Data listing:
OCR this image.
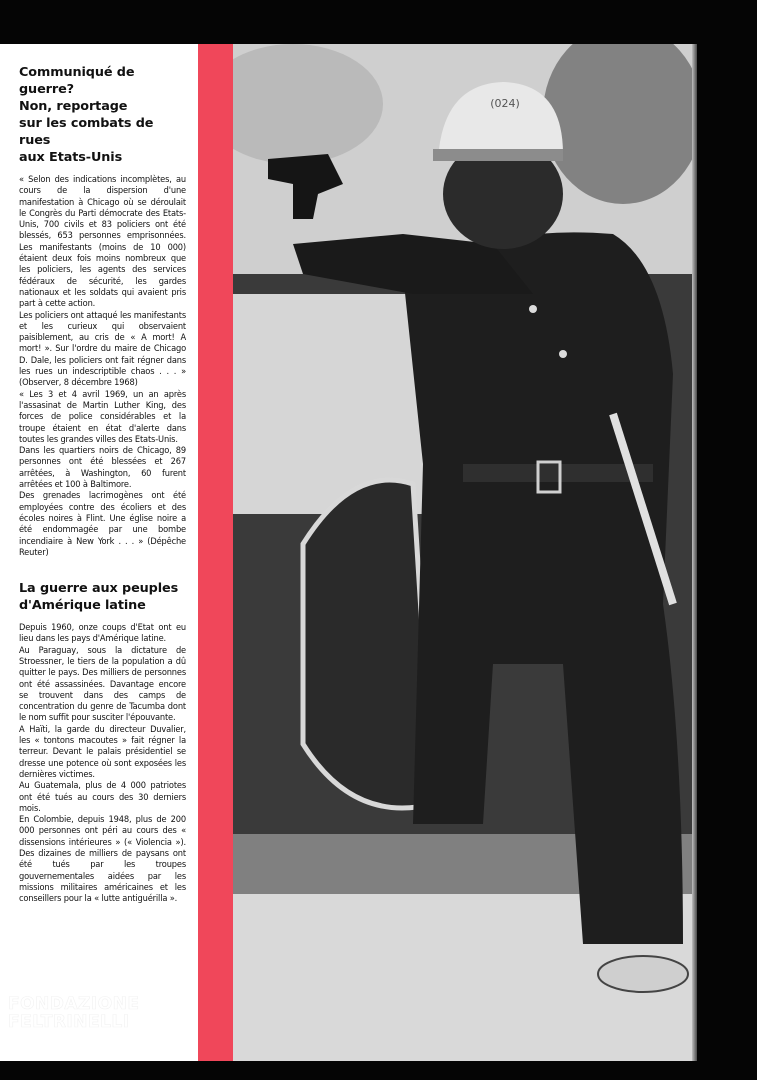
Communiqué de guerre?
Non, reportage
sur les combats de rues
aux Etats-Unis

« Selon des indications incomplètes, au cours de la dispersion d'une manifestation à Chicago où se déroulait le Congrès du Parti démocrate des Etats-Unis, 700 civils et 83 policiers ont été blessés, 653 personnes emprisonnées. Les manifestants (moins de 10 000) étaient deux fois moins nombreux que les policiers, les agents des services fédéraux de sécurité, les gardes nationaux et les soldats qui avaient pris part à cette action.

Les policiers ont attaqué les manifestants et les curieux qui observaient paisiblement, au cris de « A mort! A mort! ». Sur l'ordre du maire de Chicago D. Dale, les policiers ont fait régner dans les rues un indescriptible chaos . . . » (Observer, 8 décembre 1968)

« Les 3 et 4 avril 1969, un an après l'assasinat de Martin Luther King, des forces de police considérables et la troupe étaient en état d'alerte dans toutes les grandes villes des Etats-Unis.

Dans les quartiers noirs de Chicago, 89 personnes ont été blessées et 267 arrêtées, à Washington, 60 furent arrêtées et 100 à Baltimore.

Des grenades lacrimogènes ont été employées contre des écoliers et des écoles noires à Flint. Une église noire a été endommagée par une bombe incendiaire à New York . . . » (Dépêche Reuter)

La guerre aux peuples
d'Amérique latine

Depuis 1960, onze coups d'Etat ont eu lieu dans les pays d'Amérique latine.

Au Paraguay, sous la dictature de Stroessner, le tiers de la population a dû quitter le pays. Des milliers de personnes ont été assassinées. Davantage encore se trouvent dans des camps de concentration du genre de Tacumba dont le nom suffit pour susciter l'épouvante.

A Haïti, la garde du directeur Duvalier, les « tontons macoutes » fait régner la terreur. Devant le palais présidentiel se dresse une potence où sont exposées les dernières victimes.

Au Guatemala, plus de 4 000 patriotes ont été tués au cours des 30 derniers mois.

En Colombie, depuis 1948, plus de 200 000 personnes ont péri au cours des « dissensions intérieures » (« Violencia »). Des dizaines de milliers de paysans ont été tués par les troupes gouvernementales aidées par les missions militaires américaines et les conseillers pour la « lutte antiguérilla ».

FONDAZIONE
FELTRINELLI
(024)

**Written exercise:**
Find each line holding "rues". Copy it out.

**Answer for the task:**
sur les combats de rues
Les policiers ont attaqué les manifestants et les curieux qui observaient paisiblement, au cris de « A mort! A mort! ». Sur l'ordre du maire de Chicago D. Dale, les policiers ont fait régner dans les rues un indescriptible chaos . . . » (Observer, 8 décembre 1968)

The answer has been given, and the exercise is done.